→ **Written problem**
Take each line containing "präsentieren" and report it exactly as written.

→ **The input**
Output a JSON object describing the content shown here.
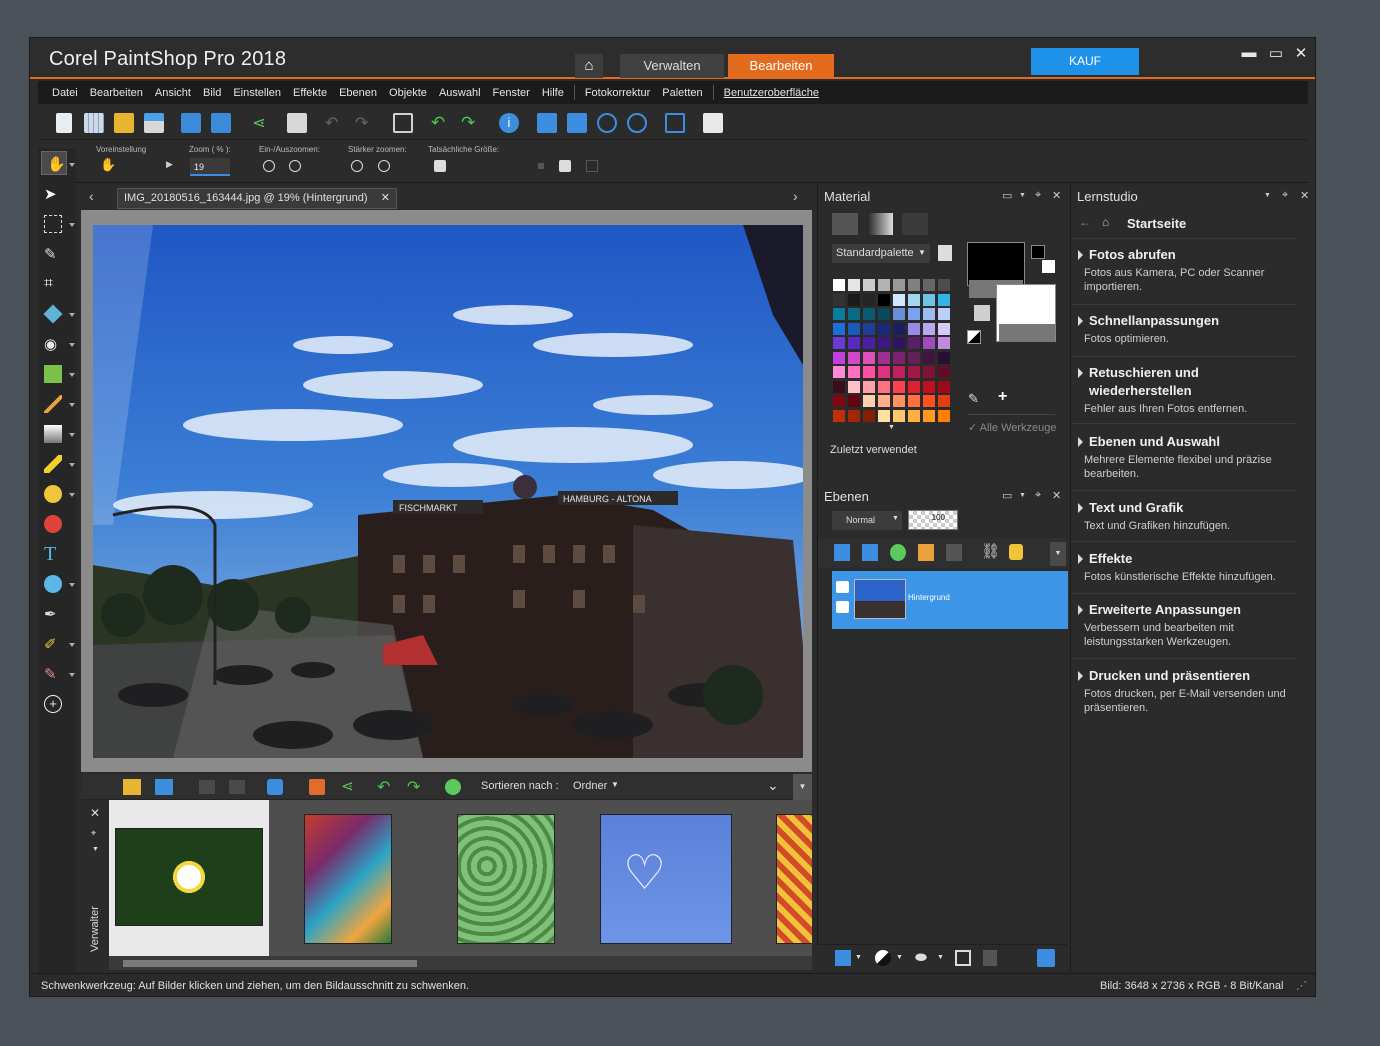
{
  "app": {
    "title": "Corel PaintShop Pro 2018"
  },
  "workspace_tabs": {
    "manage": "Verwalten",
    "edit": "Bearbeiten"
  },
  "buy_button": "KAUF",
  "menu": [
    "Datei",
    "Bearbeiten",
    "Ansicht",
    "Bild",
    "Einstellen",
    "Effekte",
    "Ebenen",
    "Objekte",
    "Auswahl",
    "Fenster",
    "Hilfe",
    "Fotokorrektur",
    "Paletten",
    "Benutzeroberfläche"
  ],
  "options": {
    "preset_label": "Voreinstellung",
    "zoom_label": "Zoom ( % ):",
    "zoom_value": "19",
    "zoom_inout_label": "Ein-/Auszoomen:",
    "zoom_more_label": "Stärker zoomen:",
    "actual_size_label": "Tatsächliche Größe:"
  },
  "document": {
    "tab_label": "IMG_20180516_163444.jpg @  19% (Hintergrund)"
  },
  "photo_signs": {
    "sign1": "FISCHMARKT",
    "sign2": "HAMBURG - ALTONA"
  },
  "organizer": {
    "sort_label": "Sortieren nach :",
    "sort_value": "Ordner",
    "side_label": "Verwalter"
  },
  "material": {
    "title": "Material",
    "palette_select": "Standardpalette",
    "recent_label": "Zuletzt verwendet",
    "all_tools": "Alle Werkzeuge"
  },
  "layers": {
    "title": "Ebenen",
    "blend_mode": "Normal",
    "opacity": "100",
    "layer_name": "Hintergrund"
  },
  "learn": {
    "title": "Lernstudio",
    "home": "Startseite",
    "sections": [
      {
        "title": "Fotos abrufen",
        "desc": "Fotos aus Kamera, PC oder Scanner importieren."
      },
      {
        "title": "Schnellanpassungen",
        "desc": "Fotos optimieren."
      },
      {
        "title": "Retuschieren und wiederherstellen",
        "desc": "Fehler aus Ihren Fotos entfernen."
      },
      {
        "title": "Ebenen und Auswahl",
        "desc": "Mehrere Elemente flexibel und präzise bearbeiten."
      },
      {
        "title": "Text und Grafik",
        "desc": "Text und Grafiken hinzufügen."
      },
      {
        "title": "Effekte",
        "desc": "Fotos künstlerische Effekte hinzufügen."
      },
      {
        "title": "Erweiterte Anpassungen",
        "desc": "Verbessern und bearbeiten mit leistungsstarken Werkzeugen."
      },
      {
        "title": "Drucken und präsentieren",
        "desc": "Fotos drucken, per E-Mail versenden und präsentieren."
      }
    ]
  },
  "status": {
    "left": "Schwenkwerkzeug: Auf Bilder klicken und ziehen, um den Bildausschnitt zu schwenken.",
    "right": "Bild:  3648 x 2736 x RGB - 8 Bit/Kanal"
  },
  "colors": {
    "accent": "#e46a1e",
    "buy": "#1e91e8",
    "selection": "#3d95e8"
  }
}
---
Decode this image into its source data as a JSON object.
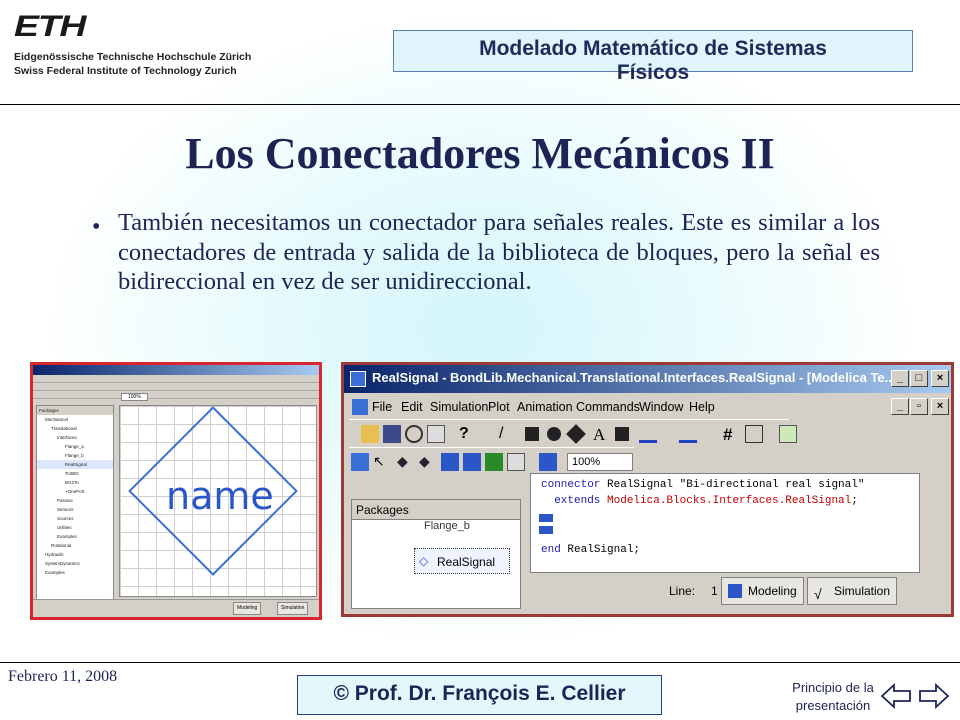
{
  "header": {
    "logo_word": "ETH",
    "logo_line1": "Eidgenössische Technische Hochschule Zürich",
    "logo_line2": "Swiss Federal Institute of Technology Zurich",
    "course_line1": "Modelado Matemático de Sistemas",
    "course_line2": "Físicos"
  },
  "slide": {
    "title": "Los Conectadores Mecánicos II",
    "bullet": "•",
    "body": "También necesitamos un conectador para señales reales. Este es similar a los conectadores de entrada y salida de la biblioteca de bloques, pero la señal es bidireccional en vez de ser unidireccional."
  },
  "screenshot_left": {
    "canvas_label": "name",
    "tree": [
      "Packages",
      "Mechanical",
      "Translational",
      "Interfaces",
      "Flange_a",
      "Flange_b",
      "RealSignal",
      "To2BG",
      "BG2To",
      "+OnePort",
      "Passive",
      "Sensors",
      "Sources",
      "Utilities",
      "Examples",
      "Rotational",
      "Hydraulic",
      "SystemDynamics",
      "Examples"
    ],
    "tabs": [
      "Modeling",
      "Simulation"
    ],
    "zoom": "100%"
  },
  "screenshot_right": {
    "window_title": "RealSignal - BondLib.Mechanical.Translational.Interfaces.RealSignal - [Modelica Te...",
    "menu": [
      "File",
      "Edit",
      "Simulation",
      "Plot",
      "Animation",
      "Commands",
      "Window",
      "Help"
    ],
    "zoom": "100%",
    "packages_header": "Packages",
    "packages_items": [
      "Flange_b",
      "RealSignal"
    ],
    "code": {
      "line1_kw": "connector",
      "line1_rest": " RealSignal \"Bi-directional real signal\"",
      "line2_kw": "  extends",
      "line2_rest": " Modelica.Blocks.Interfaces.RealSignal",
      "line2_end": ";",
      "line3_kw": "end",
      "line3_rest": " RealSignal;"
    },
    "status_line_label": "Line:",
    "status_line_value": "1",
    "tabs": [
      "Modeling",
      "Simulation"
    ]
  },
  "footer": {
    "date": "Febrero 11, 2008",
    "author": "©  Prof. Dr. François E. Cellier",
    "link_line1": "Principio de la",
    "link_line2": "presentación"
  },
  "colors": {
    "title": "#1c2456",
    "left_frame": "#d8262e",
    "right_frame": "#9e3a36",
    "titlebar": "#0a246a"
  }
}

→ **Finished exercise**
        "title": "Drucken und präsentieren",
        "desc": "Fotos drucken, per E-Mail versenden und präsentieren."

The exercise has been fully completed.